Filter this data down to the lines that hold "Analysis", and copy them.

(A run of records)
----------------------------------------

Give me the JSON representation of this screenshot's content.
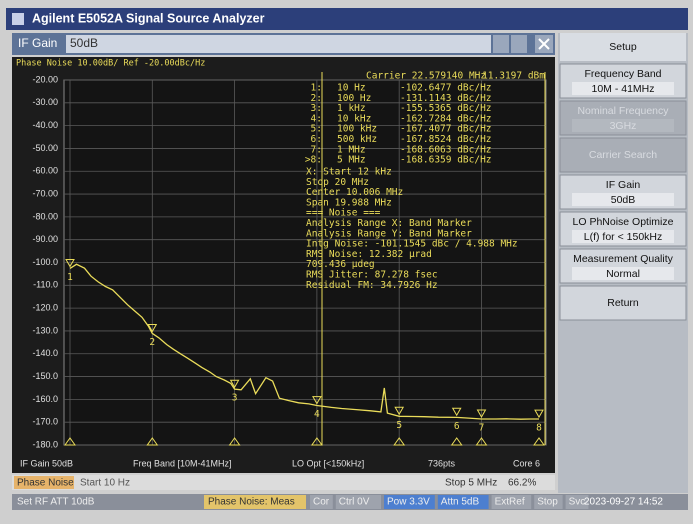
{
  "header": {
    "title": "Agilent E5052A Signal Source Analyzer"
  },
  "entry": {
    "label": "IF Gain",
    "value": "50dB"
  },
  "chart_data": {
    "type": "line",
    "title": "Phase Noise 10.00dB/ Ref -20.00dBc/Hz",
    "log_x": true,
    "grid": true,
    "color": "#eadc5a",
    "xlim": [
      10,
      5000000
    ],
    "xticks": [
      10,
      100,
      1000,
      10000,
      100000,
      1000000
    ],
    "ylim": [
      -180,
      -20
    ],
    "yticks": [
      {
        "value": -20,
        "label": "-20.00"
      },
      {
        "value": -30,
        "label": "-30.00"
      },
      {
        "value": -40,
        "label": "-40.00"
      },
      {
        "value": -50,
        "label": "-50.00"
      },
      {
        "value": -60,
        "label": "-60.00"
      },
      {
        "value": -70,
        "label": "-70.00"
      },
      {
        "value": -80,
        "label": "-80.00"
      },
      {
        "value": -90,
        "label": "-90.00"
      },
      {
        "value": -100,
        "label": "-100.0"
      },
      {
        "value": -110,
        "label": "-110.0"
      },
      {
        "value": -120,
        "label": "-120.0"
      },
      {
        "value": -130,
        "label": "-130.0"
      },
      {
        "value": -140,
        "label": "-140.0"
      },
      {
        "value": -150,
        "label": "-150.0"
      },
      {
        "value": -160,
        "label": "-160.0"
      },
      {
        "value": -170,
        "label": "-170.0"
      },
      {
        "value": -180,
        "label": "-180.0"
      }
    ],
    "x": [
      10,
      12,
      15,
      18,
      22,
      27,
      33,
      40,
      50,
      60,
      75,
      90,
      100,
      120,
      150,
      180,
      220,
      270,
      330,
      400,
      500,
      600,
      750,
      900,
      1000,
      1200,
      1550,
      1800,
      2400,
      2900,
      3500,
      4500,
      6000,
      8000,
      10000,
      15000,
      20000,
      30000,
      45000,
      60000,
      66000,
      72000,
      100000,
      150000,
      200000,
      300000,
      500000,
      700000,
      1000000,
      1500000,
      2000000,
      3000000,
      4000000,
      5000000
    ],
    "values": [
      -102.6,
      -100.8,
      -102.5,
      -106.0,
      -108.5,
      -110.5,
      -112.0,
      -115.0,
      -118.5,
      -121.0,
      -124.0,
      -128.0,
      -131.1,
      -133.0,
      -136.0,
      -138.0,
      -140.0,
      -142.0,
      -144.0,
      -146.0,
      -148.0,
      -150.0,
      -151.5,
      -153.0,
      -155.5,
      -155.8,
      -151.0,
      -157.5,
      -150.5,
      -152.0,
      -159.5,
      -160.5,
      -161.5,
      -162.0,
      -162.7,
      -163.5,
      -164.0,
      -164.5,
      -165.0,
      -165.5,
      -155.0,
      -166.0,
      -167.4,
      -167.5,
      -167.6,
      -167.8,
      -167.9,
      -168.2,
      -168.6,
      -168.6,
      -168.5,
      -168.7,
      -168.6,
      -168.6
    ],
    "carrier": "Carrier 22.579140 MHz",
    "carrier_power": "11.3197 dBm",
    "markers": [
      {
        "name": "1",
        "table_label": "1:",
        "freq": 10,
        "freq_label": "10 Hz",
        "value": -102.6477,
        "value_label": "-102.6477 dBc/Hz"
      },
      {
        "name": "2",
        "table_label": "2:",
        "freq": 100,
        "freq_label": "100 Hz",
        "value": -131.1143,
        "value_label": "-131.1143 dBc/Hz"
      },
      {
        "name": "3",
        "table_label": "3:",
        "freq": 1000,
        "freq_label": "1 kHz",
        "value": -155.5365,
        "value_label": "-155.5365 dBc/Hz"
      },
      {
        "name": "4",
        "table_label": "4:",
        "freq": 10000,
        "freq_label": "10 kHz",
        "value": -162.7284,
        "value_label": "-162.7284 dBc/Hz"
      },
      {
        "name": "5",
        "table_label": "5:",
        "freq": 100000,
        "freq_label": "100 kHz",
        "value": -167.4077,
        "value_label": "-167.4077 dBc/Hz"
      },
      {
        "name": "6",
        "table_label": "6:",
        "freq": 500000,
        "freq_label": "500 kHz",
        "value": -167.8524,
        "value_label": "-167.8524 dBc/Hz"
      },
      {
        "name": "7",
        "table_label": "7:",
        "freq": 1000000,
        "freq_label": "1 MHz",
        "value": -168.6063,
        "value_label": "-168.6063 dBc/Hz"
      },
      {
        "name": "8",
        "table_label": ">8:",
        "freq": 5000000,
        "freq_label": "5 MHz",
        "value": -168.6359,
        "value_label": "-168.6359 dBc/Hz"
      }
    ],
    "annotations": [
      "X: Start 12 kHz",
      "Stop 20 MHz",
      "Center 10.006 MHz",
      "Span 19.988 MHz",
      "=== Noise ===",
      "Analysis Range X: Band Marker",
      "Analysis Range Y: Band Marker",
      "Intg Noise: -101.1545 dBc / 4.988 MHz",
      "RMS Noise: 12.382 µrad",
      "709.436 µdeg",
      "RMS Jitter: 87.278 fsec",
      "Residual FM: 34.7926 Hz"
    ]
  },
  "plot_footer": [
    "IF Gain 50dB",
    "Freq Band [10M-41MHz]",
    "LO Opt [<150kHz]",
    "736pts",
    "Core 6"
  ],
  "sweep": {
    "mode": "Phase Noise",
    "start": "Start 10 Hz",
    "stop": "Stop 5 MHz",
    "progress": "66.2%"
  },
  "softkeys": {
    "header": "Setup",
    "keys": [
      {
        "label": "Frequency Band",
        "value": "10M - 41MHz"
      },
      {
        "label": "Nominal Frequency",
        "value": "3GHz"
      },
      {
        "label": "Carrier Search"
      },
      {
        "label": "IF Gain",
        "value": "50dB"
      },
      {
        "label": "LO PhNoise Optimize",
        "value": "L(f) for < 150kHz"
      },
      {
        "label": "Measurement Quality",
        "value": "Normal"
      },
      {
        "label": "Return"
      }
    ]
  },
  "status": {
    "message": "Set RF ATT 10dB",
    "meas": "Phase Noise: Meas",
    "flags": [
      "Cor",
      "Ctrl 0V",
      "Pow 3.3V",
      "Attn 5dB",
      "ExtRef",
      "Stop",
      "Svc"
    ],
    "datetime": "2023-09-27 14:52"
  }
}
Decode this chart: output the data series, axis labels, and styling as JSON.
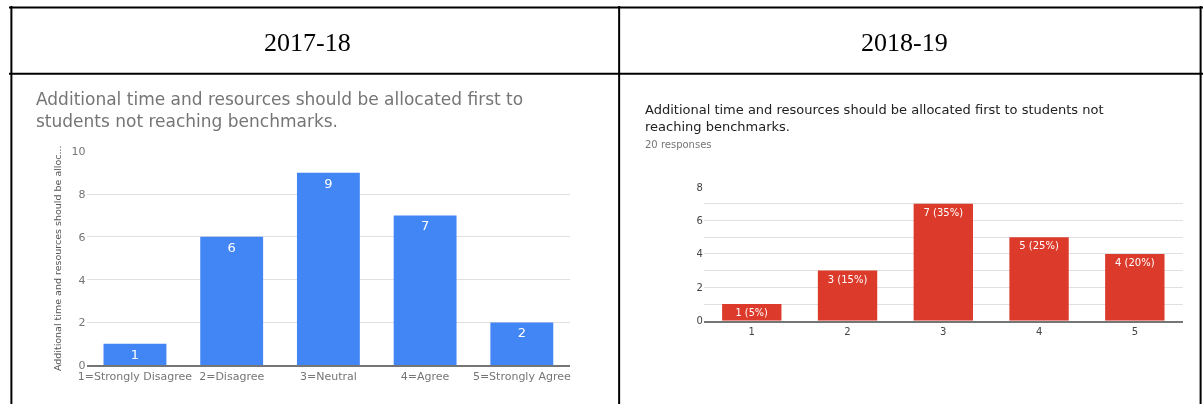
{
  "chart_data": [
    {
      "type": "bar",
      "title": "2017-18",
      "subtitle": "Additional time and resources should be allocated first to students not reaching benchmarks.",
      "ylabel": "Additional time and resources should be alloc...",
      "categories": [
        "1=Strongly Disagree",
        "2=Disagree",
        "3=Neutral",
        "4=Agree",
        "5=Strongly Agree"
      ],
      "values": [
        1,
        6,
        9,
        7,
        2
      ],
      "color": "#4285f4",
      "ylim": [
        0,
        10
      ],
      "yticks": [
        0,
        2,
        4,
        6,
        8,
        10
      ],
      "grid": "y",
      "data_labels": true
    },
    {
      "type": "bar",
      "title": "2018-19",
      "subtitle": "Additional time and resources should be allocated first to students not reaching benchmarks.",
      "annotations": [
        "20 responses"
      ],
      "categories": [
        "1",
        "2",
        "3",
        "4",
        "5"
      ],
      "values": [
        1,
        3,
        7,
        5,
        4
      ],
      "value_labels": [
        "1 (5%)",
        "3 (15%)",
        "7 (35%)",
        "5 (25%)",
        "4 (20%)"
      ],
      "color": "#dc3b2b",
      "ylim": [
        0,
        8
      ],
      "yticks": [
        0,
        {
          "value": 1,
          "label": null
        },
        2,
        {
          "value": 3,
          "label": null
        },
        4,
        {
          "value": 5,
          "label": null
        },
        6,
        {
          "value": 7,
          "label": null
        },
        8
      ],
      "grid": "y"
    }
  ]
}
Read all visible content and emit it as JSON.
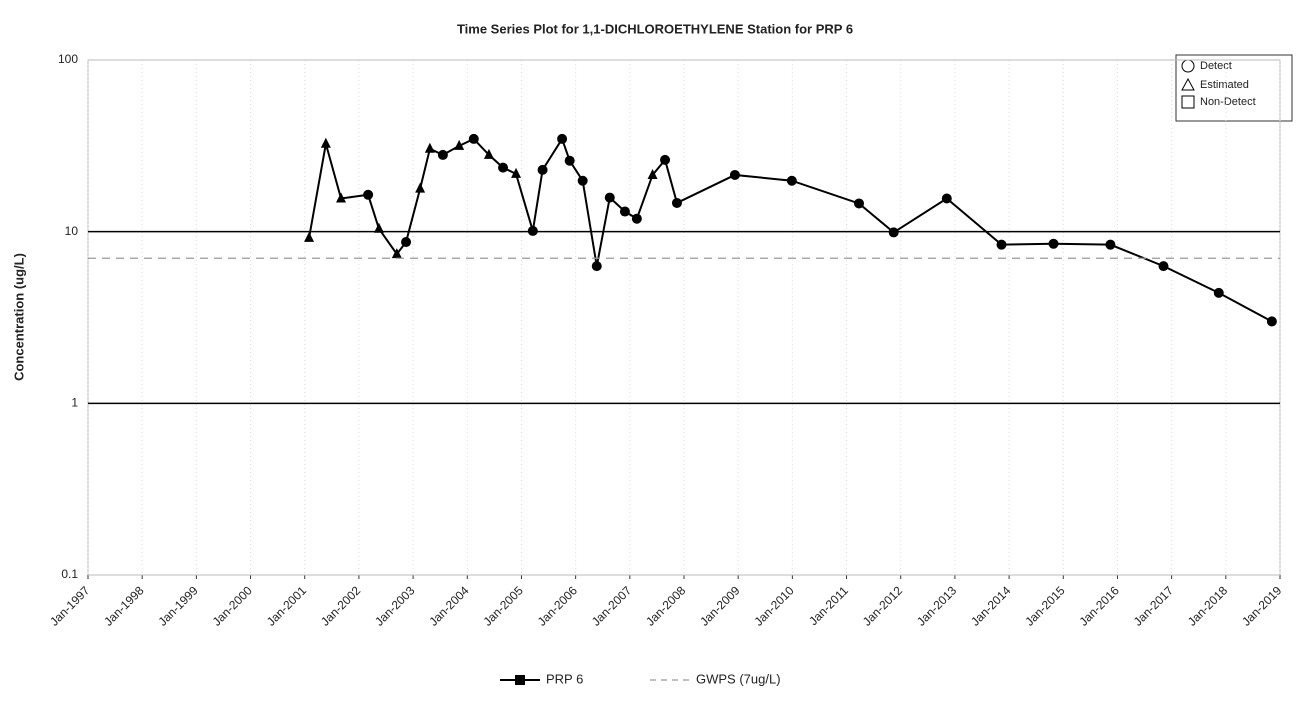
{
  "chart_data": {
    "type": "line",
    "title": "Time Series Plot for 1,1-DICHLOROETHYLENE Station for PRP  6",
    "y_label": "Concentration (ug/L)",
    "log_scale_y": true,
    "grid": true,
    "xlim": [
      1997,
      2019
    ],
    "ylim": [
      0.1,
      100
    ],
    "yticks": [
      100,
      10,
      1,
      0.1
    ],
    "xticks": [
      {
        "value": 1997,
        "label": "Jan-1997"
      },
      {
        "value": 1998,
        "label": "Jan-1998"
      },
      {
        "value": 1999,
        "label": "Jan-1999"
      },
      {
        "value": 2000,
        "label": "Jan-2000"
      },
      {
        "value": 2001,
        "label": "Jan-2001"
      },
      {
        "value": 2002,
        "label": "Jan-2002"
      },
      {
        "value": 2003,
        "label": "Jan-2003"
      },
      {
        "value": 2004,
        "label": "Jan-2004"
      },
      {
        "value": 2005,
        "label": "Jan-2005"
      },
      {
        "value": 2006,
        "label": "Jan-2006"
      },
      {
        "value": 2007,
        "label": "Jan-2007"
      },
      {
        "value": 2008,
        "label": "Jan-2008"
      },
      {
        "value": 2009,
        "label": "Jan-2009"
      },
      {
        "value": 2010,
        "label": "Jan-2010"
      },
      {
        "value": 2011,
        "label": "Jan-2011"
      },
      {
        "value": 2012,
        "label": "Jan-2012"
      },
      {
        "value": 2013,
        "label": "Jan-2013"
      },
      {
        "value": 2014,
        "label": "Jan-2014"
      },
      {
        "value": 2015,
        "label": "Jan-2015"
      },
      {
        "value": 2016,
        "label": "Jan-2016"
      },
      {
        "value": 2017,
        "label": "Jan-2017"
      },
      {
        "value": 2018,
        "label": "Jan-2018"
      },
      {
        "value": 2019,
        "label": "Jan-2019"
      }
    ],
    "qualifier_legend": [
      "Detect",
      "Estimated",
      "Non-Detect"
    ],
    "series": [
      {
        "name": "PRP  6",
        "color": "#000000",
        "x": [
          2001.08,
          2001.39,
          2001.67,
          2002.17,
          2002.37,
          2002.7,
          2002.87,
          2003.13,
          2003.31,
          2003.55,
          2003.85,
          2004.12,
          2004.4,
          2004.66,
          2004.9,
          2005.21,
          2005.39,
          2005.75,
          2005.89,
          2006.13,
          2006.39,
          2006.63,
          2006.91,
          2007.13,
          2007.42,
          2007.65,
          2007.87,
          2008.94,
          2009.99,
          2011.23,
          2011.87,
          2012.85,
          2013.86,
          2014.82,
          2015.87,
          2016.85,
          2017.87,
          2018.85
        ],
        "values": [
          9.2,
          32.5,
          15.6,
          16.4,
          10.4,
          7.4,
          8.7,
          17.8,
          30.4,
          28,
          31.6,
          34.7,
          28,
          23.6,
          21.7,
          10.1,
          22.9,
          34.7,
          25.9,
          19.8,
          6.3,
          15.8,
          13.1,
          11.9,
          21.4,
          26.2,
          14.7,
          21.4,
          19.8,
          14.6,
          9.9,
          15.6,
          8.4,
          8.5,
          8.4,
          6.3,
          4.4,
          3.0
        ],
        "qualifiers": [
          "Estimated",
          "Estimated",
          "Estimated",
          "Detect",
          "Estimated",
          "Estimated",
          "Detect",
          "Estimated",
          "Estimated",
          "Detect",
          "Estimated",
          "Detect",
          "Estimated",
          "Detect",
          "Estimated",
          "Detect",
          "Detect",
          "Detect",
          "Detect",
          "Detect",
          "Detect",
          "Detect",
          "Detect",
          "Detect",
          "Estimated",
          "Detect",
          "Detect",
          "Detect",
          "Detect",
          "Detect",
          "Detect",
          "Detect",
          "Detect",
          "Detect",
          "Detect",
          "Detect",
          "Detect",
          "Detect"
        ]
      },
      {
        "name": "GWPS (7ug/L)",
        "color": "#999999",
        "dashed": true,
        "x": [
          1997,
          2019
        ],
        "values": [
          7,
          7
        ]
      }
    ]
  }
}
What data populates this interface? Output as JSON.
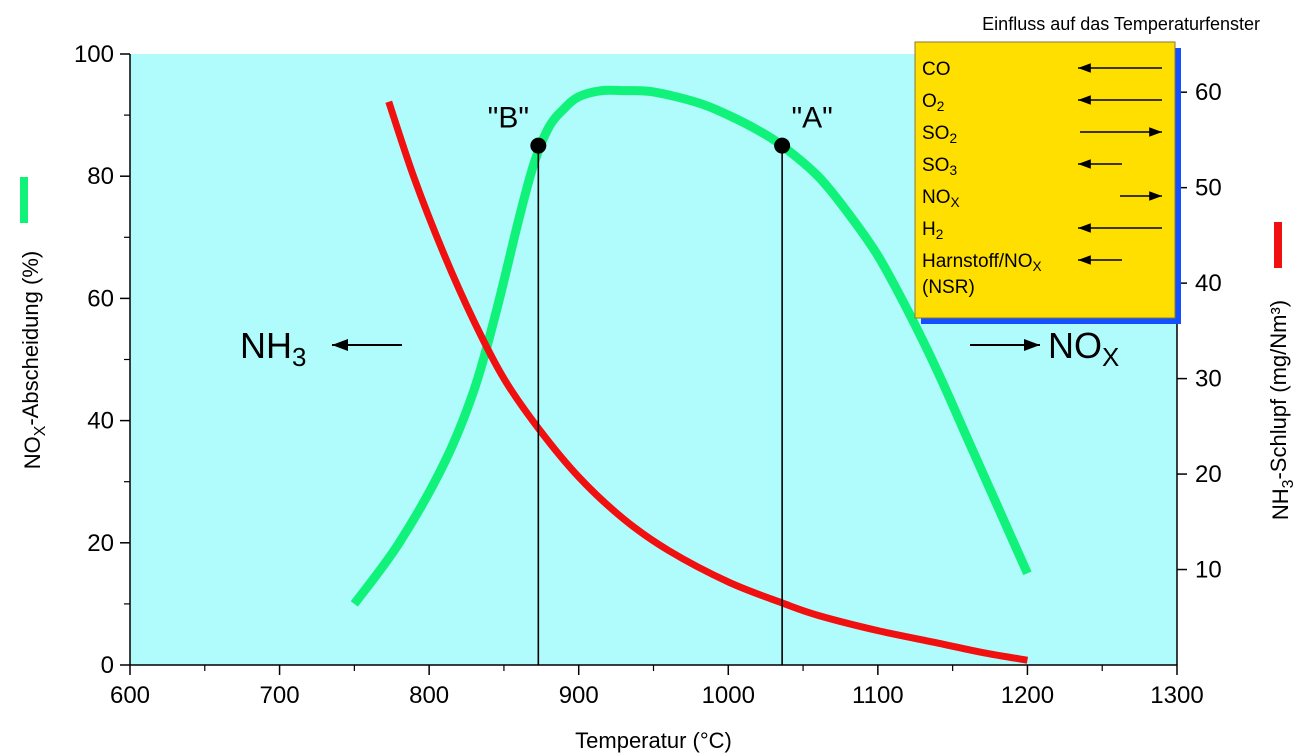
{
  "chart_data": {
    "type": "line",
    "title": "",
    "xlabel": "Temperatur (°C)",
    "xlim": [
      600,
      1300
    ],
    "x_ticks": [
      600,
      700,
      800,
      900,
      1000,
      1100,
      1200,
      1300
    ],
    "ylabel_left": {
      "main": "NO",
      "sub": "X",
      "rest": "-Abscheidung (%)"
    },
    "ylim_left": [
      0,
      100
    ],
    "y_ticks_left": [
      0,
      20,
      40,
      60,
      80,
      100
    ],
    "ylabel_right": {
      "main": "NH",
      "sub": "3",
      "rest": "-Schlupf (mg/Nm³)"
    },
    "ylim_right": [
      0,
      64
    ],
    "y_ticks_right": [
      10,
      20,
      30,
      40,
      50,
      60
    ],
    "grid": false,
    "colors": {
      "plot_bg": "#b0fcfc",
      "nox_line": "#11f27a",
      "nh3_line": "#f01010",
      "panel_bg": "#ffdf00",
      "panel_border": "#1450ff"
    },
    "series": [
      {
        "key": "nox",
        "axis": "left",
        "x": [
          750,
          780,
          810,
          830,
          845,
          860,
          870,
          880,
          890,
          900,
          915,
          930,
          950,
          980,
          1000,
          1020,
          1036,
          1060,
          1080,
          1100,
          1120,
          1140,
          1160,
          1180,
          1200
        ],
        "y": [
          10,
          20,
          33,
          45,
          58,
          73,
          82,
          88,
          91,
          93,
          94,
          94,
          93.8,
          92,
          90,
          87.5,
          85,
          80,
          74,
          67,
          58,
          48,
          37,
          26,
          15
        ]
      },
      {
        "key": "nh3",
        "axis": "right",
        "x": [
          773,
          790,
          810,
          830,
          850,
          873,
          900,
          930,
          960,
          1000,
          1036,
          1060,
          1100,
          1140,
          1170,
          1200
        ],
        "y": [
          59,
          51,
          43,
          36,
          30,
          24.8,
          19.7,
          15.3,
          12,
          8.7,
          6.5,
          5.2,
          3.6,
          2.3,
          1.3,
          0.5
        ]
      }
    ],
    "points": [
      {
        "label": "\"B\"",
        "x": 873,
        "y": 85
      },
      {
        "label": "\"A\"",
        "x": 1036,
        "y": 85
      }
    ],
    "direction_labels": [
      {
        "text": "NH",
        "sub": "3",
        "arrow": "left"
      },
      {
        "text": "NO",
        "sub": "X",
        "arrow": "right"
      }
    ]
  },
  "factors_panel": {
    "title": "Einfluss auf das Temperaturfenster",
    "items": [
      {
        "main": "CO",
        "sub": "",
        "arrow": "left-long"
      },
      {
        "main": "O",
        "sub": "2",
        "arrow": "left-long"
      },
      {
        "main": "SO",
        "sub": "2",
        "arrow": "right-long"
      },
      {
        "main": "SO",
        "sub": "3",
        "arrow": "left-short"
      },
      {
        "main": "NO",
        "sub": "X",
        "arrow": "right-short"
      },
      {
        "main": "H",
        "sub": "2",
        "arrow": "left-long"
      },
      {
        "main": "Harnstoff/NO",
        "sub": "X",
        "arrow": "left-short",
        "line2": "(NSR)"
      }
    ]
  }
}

----------------------------------------

(WRITTEN SOLUTION)
      "Analysis Range X: Band Marker",
      "Analysis Range Y: Band Marker",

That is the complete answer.